>> Start Given data

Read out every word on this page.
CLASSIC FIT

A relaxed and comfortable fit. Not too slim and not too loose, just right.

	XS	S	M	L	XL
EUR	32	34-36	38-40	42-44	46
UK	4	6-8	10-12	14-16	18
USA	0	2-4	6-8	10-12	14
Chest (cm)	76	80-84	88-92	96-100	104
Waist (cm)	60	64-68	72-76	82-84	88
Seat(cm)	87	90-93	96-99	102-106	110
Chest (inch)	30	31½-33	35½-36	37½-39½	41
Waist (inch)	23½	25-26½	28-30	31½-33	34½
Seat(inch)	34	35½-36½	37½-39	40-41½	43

>> End Given data

Show, from the listing above, each line that contains the word "Waist".

Waist (cm)	60	64-68	72-76	82-84	88
Waist (inch)	23½	25-26½	28-30	31½-33	34½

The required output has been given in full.